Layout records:
#####

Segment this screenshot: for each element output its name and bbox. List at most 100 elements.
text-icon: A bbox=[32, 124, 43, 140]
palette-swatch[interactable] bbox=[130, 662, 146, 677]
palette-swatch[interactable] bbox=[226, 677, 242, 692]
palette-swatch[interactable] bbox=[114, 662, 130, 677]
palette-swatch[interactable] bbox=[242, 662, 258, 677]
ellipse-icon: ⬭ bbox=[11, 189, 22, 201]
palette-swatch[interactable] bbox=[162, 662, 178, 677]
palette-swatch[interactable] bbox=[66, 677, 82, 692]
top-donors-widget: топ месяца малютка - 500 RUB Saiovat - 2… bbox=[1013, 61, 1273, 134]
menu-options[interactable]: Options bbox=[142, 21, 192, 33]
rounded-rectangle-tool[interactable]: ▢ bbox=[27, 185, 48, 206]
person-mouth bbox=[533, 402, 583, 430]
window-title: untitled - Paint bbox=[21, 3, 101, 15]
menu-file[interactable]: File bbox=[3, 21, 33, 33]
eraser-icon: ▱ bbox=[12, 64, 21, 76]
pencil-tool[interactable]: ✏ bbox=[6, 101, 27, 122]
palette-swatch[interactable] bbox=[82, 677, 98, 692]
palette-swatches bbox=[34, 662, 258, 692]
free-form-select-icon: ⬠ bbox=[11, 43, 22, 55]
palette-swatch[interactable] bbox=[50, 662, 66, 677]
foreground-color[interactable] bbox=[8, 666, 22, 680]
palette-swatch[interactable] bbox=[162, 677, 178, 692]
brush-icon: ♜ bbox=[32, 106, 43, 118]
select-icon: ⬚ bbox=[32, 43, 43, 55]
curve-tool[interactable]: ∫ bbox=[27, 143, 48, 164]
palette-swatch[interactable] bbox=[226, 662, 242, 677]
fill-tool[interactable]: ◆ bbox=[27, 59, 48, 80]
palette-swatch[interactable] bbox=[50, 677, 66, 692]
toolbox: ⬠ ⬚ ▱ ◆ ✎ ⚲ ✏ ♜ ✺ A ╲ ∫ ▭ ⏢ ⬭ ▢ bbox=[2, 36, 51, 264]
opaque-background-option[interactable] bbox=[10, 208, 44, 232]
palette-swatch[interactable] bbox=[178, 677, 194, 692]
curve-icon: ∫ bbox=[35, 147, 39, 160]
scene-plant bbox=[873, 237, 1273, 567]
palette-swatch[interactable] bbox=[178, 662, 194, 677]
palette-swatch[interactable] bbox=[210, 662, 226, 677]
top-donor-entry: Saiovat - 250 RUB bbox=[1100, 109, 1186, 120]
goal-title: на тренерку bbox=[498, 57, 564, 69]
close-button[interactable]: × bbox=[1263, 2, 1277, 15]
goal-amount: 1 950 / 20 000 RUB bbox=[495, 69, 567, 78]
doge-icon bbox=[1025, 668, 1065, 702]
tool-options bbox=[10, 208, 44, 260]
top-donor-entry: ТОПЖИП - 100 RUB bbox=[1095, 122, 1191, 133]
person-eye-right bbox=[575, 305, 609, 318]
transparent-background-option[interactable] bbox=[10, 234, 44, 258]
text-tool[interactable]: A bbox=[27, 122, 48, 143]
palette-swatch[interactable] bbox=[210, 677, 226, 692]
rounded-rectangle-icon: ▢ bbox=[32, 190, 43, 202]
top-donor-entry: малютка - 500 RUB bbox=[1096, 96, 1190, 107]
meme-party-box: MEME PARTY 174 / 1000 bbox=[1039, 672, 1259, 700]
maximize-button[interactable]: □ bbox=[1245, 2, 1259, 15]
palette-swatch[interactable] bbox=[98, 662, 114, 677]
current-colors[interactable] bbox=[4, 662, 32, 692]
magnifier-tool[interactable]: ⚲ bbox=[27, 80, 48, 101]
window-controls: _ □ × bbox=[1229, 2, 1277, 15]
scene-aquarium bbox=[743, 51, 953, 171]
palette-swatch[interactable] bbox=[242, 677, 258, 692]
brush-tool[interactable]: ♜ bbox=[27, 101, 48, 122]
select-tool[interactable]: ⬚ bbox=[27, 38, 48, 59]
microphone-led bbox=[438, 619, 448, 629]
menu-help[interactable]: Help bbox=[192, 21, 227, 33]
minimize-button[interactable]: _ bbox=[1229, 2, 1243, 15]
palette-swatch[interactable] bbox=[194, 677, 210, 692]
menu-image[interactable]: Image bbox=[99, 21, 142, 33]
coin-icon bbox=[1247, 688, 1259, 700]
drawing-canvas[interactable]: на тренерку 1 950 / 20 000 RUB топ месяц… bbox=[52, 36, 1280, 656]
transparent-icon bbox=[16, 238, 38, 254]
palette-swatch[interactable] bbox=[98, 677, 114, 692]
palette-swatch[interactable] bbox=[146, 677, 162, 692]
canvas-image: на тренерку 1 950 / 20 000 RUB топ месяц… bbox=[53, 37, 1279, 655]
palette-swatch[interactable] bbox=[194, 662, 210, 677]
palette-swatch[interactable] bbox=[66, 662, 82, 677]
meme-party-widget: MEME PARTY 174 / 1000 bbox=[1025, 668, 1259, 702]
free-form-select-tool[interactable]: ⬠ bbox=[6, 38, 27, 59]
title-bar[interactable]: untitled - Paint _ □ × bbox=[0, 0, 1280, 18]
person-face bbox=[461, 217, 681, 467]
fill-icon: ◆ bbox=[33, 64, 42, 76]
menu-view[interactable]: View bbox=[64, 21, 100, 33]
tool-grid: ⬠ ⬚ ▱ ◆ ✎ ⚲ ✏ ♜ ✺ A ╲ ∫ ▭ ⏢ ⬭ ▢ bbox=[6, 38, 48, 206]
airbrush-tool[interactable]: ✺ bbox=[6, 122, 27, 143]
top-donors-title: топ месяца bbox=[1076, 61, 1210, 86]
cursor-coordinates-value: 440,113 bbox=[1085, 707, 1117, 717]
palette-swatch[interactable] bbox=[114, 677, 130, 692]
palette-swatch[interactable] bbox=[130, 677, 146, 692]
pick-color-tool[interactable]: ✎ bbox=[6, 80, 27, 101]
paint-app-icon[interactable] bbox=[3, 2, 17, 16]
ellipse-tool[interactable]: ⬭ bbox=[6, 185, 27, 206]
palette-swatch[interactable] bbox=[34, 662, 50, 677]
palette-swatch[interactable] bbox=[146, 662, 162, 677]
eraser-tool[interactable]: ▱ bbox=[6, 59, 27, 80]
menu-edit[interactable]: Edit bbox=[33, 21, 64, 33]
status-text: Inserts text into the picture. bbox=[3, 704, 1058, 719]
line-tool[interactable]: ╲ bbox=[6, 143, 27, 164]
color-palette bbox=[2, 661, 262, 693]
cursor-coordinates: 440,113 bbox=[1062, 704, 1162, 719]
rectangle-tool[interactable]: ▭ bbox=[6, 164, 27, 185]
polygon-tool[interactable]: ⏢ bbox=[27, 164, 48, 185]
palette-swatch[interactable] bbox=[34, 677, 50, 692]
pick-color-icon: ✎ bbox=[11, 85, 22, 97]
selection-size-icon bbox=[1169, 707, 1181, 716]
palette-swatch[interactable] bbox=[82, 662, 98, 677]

#####

Copy every line of the layout records above word for word, changing nothing.

Segment this screenshot: for each element output its name and bbox. List at most 100 elements.
text-icon: A bbox=[32, 124, 43, 140]
palette-swatch[interactable] bbox=[130, 662, 146, 677]
palette-swatch[interactable] bbox=[226, 677, 242, 692]
palette-swatch[interactable] bbox=[114, 662, 130, 677]
palette-swatch[interactable] bbox=[242, 662, 258, 677]
ellipse-icon: ⬭ bbox=[11, 189, 22, 201]
palette-swatch[interactable] bbox=[162, 662, 178, 677]
palette-swatch[interactable] bbox=[66, 677, 82, 692]
top-donors-widget: топ месяца малютка - 500 RUB Saiovat - 2… bbox=[1013, 61, 1273, 134]
menu-options[interactable]: Options bbox=[142, 21, 192, 33]
rounded-rectangle-tool[interactable]: ▢ bbox=[27, 185, 48, 206]
person-mouth bbox=[533, 402, 583, 430]
window-title: untitled - Paint bbox=[21, 3, 101, 15]
menu-file[interactable]: File bbox=[3, 21, 33, 33]
eraser-icon: ▱ bbox=[12, 64, 21, 76]
pencil-tool[interactable]: ✏ bbox=[6, 101, 27, 122]
palette-swatch[interactable] bbox=[82, 677, 98, 692]
palette-swatches bbox=[34, 662, 258, 692]
free-form-select-icon: ⬠ bbox=[11, 43, 22, 55]
palette-swatch[interactable] bbox=[50, 662, 66, 677]
foreground-color[interactable] bbox=[8, 666, 22, 680]
palette-swatch[interactable] bbox=[162, 677, 178, 692]
brush-icon: ♜ bbox=[32, 106, 43, 118]
select-icon: ⬚ bbox=[32, 43, 43, 55]
curve-tool[interactable]: ∫ bbox=[27, 143, 48, 164]
palette-swatch[interactable] bbox=[226, 662, 242, 677]
fill-tool[interactable]: ◆ bbox=[27, 59, 48, 80]
palette-swatch[interactable] bbox=[50, 677, 66, 692]
toolbox: ⬠ ⬚ ▱ ◆ ✎ ⚲ ✏ ♜ ✺ A ╲ ∫ ▭ ⏢ ⬭ ▢ bbox=[2, 36, 51, 264]
opaque-background-option[interactable] bbox=[10, 208, 44, 232]
palette-swatch[interactable] bbox=[178, 677, 194, 692]
curve-icon: ∫ bbox=[35, 147, 39, 160]
scene-plant bbox=[873, 237, 1273, 567]
palette-swatch[interactable] bbox=[178, 662, 194, 677]
palette-swatch[interactable] bbox=[210, 662, 226, 677]
top-donor-entry: Saiovat - 250 RUB bbox=[1100, 109, 1186, 120]
goal-title: на тренерку bbox=[498, 57, 564, 69]
close-button[interactable]: × bbox=[1263, 2, 1277, 15]
goal-amount: 1 950 / 20 000 RUB bbox=[495, 69, 567, 78]
doge-icon bbox=[1025, 668, 1065, 702]
tool-options bbox=[10, 208, 44, 260]
top-donor-entry: ТОПЖИП - 100 RUB bbox=[1095, 122, 1191, 133]
person-eye-right bbox=[575, 305, 609, 318]
transparent-background-option[interactable] bbox=[10, 234, 44, 258]
text-tool[interactable]: A bbox=[27, 122, 48, 143]
palette-swatch[interactable] bbox=[210, 677, 226, 692]
rounded-rectangle-icon: ▢ bbox=[32, 190, 43, 202]
top-donor-entry: малютка - 500 RUB bbox=[1096, 96, 1190, 107]
meme-party-box: MEME PARTY 174 / 1000 bbox=[1039, 672, 1259, 700]
maximize-button[interactable]: □ bbox=[1245, 2, 1259, 15]
palette-swatch[interactable] bbox=[98, 662, 114, 677]
current-colors[interactable] bbox=[4, 662, 32, 692]
magnifier-tool[interactable]: ⚲ bbox=[27, 80, 48, 101]
window-controls: _ □ × bbox=[1229, 2, 1277, 15]
scene-aquarium bbox=[743, 51, 953, 171]
palette-swatch[interactable] bbox=[242, 677, 258, 692]
brush-tool[interactable]: ♜ bbox=[27, 101, 48, 122]
select-tool[interactable]: ⬚ bbox=[27, 38, 48, 59]
microphone-led bbox=[438, 619, 448, 629]
menu-help[interactable]: Help bbox=[192, 21, 227, 33]
minimize-button[interactable]: _ bbox=[1229, 2, 1243, 15]
palette-swatch[interactable] bbox=[194, 677, 210, 692]
menu-image[interactable]: Image bbox=[99, 21, 142, 33]
coin-icon bbox=[1247, 688, 1259, 700]
drawing-canvas[interactable]: на тренерку 1 950 / 20 000 RUB топ месяц… bbox=[52, 36, 1280, 656]
transparent-icon bbox=[16, 238, 38, 254]
palette-swatch[interactable] bbox=[98, 677, 114, 692]
palette-swatch[interactable] bbox=[146, 677, 162, 692]
canvas-image: на тренерку 1 950 / 20 000 RUB топ месяц… bbox=[53, 37, 1279, 655]
palette-swatch[interactable] bbox=[194, 662, 210, 677]
palette-swatch[interactable] bbox=[66, 662, 82, 677]
meme-party-widget: MEME PARTY 174 / 1000 bbox=[1025, 668, 1259, 702]
free-form-select-tool[interactable]: ⬠ bbox=[6, 38, 27, 59]
title-bar[interactable]: untitled - Paint _ □ × bbox=[0, 0, 1280, 18]
person-face bbox=[461, 217, 681, 467]
fill-icon: ◆ bbox=[33, 64, 42, 76]
menu-view[interactable]: View bbox=[64, 21, 100, 33]
tool-grid: ⬠ ⬚ ▱ ◆ ✎ ⚲ ✏ ♜ ✺ A ╲ ∫ ▭ ⏢ ⬭ ▢ bbox=[6, 38, 48, 206]
airbrush-tool[interactable]: ✺ bbox=[6, 122, 27, 143]
top-donors-title: топ месяца bbox=[1076, 61, 1210, 86]
cursor-coordinates-value: 440,113 bbox=[1085, 707, 1117, 717]
palette-swatch[interactable] bbox=[114, 677, 130, 692]
palette-swatch[interactable] bbox=[130, 677, 146, 692]
pick-color-tool[interactable]: ✎ bbox=[6, 80, 27, 101]
paint-app-icon[interactable] bbox=[3, 2, 17, 16]
ellipse-tool[interactable]: ⬭ bbox=[6, 185, 27, 206]
palette-swatch[interactable] bbox=[34, 662, 50, 677]
palette-swatch[interactable] bbox=[146, 662, 162, 677]
eraser-tool[interactable]: ▱ bbox=[6, 59, 27, 80]
menu-edit[interactable]: Edit bbox=[33, 21, 64, 33]
status-text: Inserts text into the picture. bbox=[3, 704, 1058, 719]
line-tool[interactable]: ╲ bbox=[6, 143, 27, 164]
color-palette bbox=[2, 661, 262, 693]
cursor-coordinates: 440,113 bbox=[1062, 704, 1162, 719]
rectangle-tool[interactable]: ▭ bbox=[6, 164, 27, 185]
polygon-tool[interactable]: ⏢ bbox=[27, 164, 48, 185]
palette-swatch[interactable] bbox=[34, 677, 50, 692]
pick-color-icon: ✎ bbox=[11, 85, 22, 97]
selection-size-icon bbox=[1169, 707, 1181, 716]
palette-swatch[interactable] bbox=[82, 662, 98, 677]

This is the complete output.